▸ STATED PROBLEM:
For the material that follows, list every line containing the word "сообщений".
+++ EXTRACTED DATA +++
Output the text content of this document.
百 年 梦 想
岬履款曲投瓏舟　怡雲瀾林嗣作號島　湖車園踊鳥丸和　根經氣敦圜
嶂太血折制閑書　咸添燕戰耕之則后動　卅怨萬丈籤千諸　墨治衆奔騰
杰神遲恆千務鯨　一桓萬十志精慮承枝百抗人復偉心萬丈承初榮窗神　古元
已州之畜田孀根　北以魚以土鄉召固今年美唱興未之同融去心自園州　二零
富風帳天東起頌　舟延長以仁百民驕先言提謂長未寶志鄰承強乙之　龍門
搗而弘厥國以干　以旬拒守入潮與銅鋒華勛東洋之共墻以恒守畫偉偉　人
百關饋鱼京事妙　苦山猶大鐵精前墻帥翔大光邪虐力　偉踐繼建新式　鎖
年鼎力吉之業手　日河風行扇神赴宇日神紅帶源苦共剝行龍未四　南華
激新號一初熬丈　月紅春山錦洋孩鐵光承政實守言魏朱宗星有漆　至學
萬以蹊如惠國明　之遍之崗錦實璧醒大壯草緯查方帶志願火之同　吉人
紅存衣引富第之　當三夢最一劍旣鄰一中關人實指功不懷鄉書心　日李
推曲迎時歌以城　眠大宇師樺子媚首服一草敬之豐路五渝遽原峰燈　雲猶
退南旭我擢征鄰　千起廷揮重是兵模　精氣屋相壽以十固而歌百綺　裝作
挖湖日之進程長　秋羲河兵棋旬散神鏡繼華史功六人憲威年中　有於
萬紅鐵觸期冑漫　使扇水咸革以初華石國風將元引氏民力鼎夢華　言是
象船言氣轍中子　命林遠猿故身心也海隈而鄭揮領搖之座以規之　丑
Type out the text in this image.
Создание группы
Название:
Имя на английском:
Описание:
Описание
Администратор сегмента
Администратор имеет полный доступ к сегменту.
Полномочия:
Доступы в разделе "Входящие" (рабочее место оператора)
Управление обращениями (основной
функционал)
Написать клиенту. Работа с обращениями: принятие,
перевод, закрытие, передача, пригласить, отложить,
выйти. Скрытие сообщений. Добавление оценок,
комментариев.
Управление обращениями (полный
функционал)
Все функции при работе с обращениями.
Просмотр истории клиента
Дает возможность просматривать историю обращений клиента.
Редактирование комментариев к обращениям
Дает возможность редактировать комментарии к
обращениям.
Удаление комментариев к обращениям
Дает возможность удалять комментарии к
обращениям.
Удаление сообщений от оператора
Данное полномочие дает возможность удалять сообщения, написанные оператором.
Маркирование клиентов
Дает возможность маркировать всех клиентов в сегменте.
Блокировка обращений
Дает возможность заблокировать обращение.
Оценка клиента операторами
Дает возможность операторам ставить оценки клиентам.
+++
▸ TASK OUTPUT:
выйти. Скрытие сообщений. Добавление оценок,
Удаление сообщений от оператора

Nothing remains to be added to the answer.